Set exercise:
Extract verbatim every line from the one containing "What text is on this page?" to the final line of the records below, inclusive, and exclude all pictures.
____ Data for the task
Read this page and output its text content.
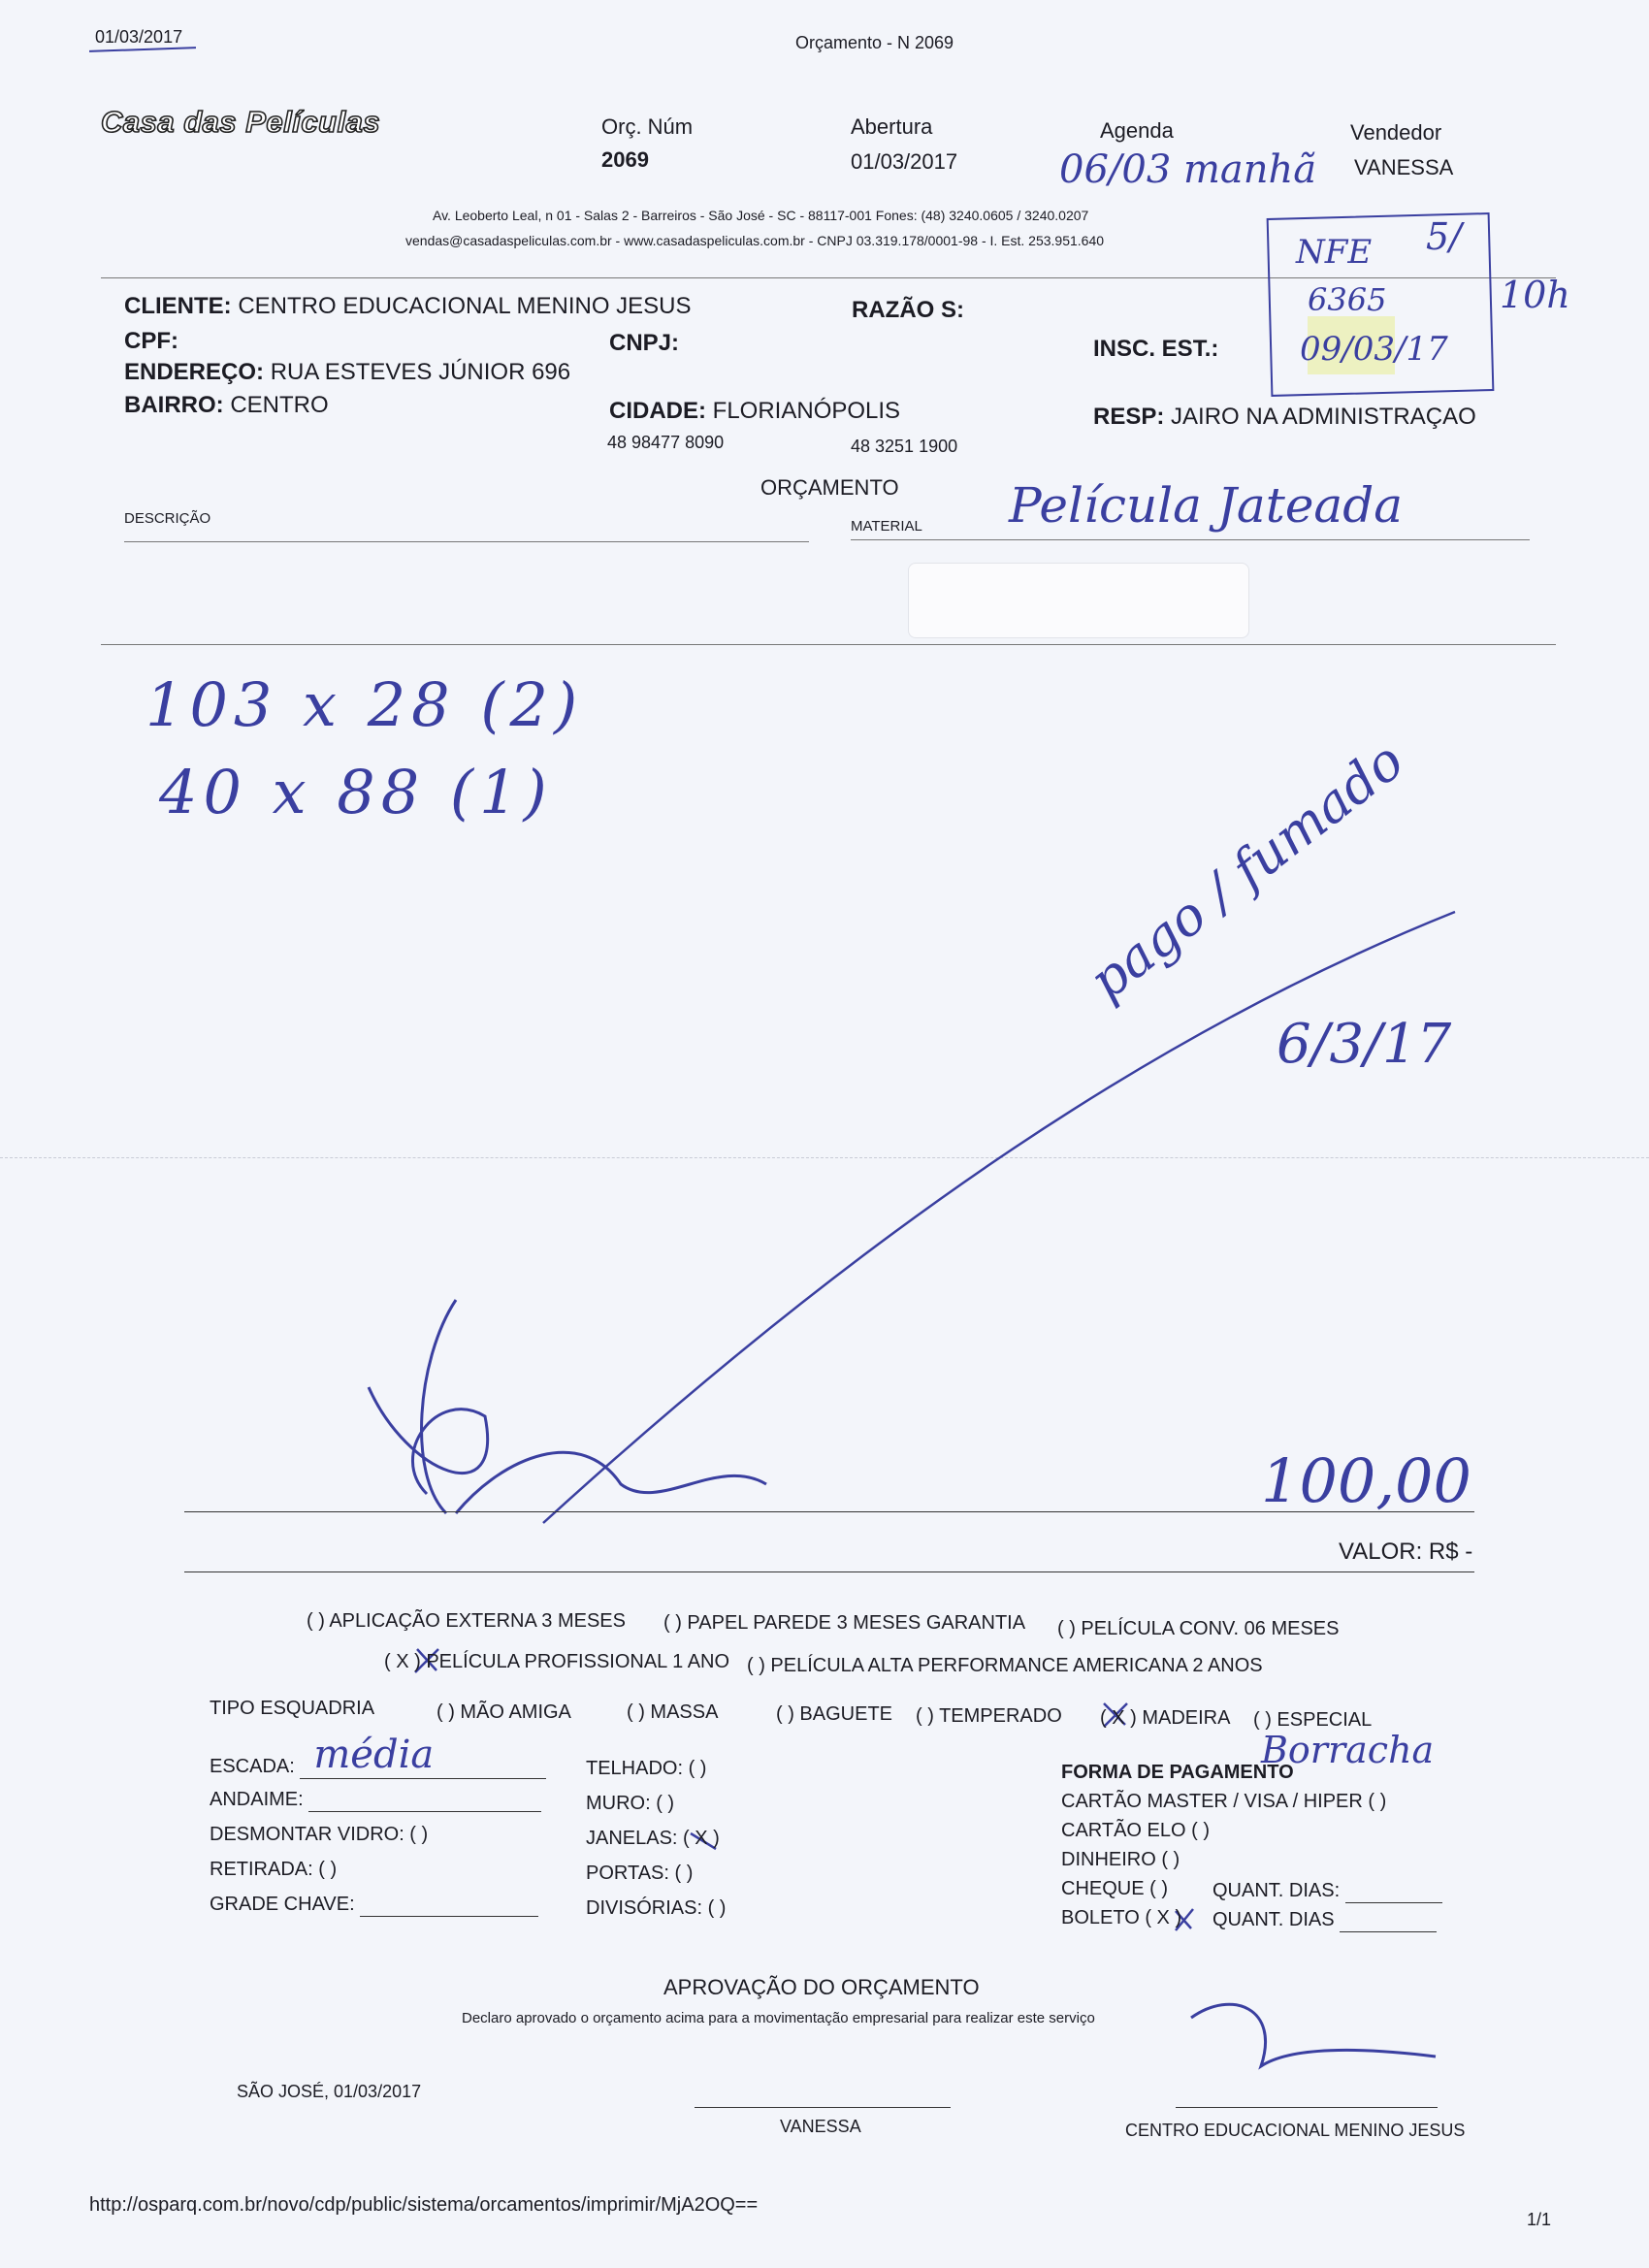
01/03/2017	Orçamento - N 2069
Casa das Películas	Orç. Núm
2069
Abertura
01/03/2017
Agenda
06/03 manhã
Vendedor
VANESSA
Av. Leoberto Leal, n 01 - Salas 2 - Barreiros - São José - SC - 88117-001 Fones: (48) 3240.0605 / 3240.0207
vendas@casadaspeliculas.com.br - www.casadaspeliculas.com.br - CNPJ 03.319.178/0001-98 - I. Est. 253.951.640	NFE
6365
09/03/17
5/
10h
CLIENTE: CENTRO EDUCACIONAL MENINO JESUS	RAZÃO S:
CPF:	CNPJ:	INSC. EST.:
ENDEREÇO: RUA ESTEVES JÚNIOR 696
BAIRRO: CENTRO	CIDADE: FLORIANÓPOLIS	RESP: JAIRO NA ADMINISTRAÇAO
48 98477 8090	48 3251 1900
ORÇAMENTO
DESCRIÇÃO	MATERIAL Película Jateada
103 x 28 (2)
40 x 88 (1)	pago / fumado
6/3/17
100,00
VALOR: R$ -
( ) APLICAÇÃO EXTERNA 3 MESES ( ) PAPEL PAREDE 3 MESES GARANTIA ( ) PELÍCULA CONV. 06 MESES
( X ) PELÍCULA PROFISSIONAL 1 ANO ( ) PELÍCULA ALTA PERFORMANCE AMERICANA 2 ANOS
TIPO ESQUADRIA	( ) MÃO AMIGA	( ) MASSA	( ) BAGUETE ( ) TEMPERADO ( X ) MADEIRA ( ) ESPECIAL
Borracha
ESCADA: média

ANDAIME:
DESMONTAR VIDRO: ( )
RETIRADA: ( )
GRADE CHAVE:
TELHADO: ( )
MURO: ( )
JANELAS: ( X )
PORTAS: ( )
DIVISÓRIAS: ( )
FORMA DE PAGAMENTO
CARTÃO MASTER / VISA / HIPER ( )
CARTÃO ELO ( )
DINHEIRO ( )
CHEQUE ( ) QUANT. DIAS:
BOLETO ( X ) QUANT. DIAS
APROVAÇÃO DO ORÇAMENTO
Declaro aprovado o orçamento acima para a movimentação empresarial para realizar este serviço
SÃO JOSÉ, 01/03/2017
VANESSA	CENTRO EDUCACIONAL MENINO JESUS
http://osparq.com.br/novo/cdp/public/sistema/orcamentos/imprimir/MjA2OQ==
1/1
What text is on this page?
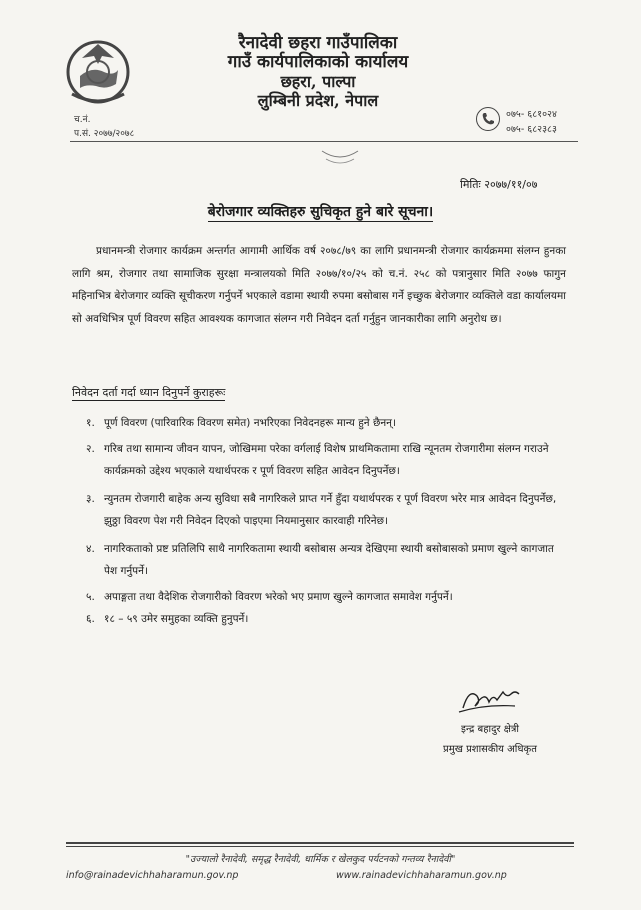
रैनादेवी छहरा गाउँपालिका
गाउँ कार्यपालिकाको कार्यालय
छहरा, पाल्पा
लुम्बिनी प्रदेश, नेपाल
च.नं.
प.सं. २०७७/२०७८
०७५- ६८१०२४
०७५- ६८२३८३
मितिः २०७७/११/०७
बेरोजगार व्यक्तिहरु सुचिकृत हुने बारे सूचना।
प्रधानमन्त्री रोजगार कार्यक्रम अन्तर्गत आगामी आर्थिक वर्ष २०७८/७९ का लागि प्रधानमन्त्री रोजगार कार्यक्रममा संलग्न हुनका लागि श्रम, रोजगार तथा सामाजिक सुरक्षा मन्त्रालयको मिति २०७७/१०/२५ को च.नं. २५८ को पत्रानुसार मिति २०७७ फागुन महिनाभित्र बेरोजगार व्यक्ति सूचीकरण गर्नुपर्ने भएकाले वडामा स्थायी रुपमा बसोबास गर्ने इच्छुक बेरोजगार व्यक्तिले वडा कार्यालयमा सो अवधिभित्र पूर्ण विवरण सहित आवश्यक कागजात संलग्न गरी निवेदन दर्ता गर्नुहुन जानकारीका लागि अनुरोध छ।
निवेदन दर्ता गर्दा ध्यान दिनुपर्ने कुराहरूः
१. पूर्ण विवरण (पारिवारिक विवरण समेत) नभरिएका निवेदनहरू मान्य हुने छैनन्।
२. गरिब तथा सामान्य जीवन यापन, जोखिममा परेका वर्गलाई विशेष प्राथमिकतामा राखि न्यूनतम रोजगारीमा संलग्न गराउने कार्यक्रमको उद्देश्य भएकाले यथार्थपरक र पूर्ण विवरण सहित आवेदन दिनुपर्नेछ।
३. न्युनतम रोजगारी बाहेक अन्य सुविधा सबै नागरिकले प्राप्त गर्ने हुँदा यथार्थपरक र पूर्ण विवरण भरेर मात्र आवेदन दिनुपर्नेछ, झुठ्ठा विवरण पेश गरी निवेदन दिएको पाइएमा नियमानुसार कारवाही गरिनेछ।
४. नागरिकताको प्रष्ट प्रतिलिपि साथै नागरिकतामा स्थायी बसोबास अन्यत्र देखिएमा स्थायी बसोबासको प्रमाण खुल्ने कागजात पेश गर्नुपर्ने।
५. अपाङ्गता तथा वैदेशिक रोजगारीको विवरण भरेको भए प्रमाण खुल्ने कागजात समावेश गर्नुपर्ने।
६. १८ – ५९ उमेर समुहका व्यक्ति हुनुपर्ने।
इन्द्र बहादुर क्षेत्री
प्रमुख प्रशासकीय अधिकृत
"उज्यालो रैनादेवी, समृद्ध रैनादेवी, धार्मिक र खेलकुद पर्यटनको गन्तव्य रैनादेवी"
info@rainadevichhaharamun.gov.np	www.rainadevichhaharamun.gov.np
________
The completed task:
What text is on this page?
रैनादेवी छहरा गाउँपालिका
गाउँ कार्यपालिकाको कार्यालय
छहरा, पाल्पा
लुम्बिनी प्रदेश, नेपाल
च.नं.
प.सं. २०७७/२०७८
०७५- ६८१०२४
०७५- ६८२३८३
मितिः २०७७/११/०७
बेरोजगार व्यक्तिहरु सुचिकृत हुने बारे सूचना।
प्रधानमन्त्री रोजगार कार्यक्रम अन्तर्गत आगामी आर्थिक वर्ष २०७८/७९ का लागि प्रधानमन्त्री रोजगार कार्यक्रममा संलग्न हुनका लागि श्रम, रोजगार तथा सामाजिक सुरक्षा मन्त्रालयको मिति २०७७/१०/२५ को च.नं. २५८ को पत्रानुसार मिति २०७७ फागुन महिनाभित्र बेरोजगार व्यक्ति सूचीकरण गर्नुपर्ने भएकाले वडामा स्थायी रुपमा बसोबास गर्ने इच्छुक बेरोजगार व्यक्तिले वडा कार्यालयमा सो अवधिभित्र पूर्ण विवरण सहित आवश्यक कागजात संलग्न गरी निवेदन दर्ता गर्नुहुन जानकारीका लागि अनुरोध छ।
निवेदन दर्ता गर्दा ध्यान दिनुपर्ने कुराहरूः
१. पूर्ण विवरण (पारिवारिक विवरण समेत) नभरिएका निवेदनहरू मान्य हुने छैनन्।
२. गरिब तथा सामान्य जीवन यापन, जोखिममा परेका वर्गलाई विशेष प्राथमिकतामा राखि न्यूनतम रोजगारीमा संलग्न गराउने कार्यक्रमको उद्देश्य भएकाले यथार्थपरक र पूर्ण विवरण सहित आवेदन दिनुपर्नेछ।
३. न्युनतम रोजगारी बाहेक अन्य सुविधा सबै नागरिकले प्राप्त गर्ने हुँदा यथार्थपरक र पूर्ण विवरण भरेर मात्र आवेदन दिनुपर्नेछ, झुठ्ठा विवरण पेश गरी निवेदन दिएको पाइएमा नियमानुसार कारवाही गरिनेछ।
४. नागरिकताको प्रष्ट प्रतिलिपि साथै नागरिकतामा स्थायी बसोबास अन्यत्र देखिएमा स्थायी बसोबासको प्रमाण खुल्ने कागजात पेश गर्नुपर्ने।
५. अपाङ्गता तथा वैदेशिक रोजगारीको विवरण भरेको भए प्रमाण खुल्ने कागजात समावेश गर्नुपर्ने।
६. १८ – ५९ उमेर समुहका व्यक्ति हुनुपर्ने।
इन्द्र बहादुर क्षेत्री
प्रमुख प्रशासकीय अधिकृत
"उज्यालो रैनादेवी, समृद्ध रैनादेवी, धार्मिक र खेलकुद पर्यटनको गन्तव्य रैनादेवी"
info@rainadevichhaharamun.gov.np	www.rainadevichhaharamun.gov.np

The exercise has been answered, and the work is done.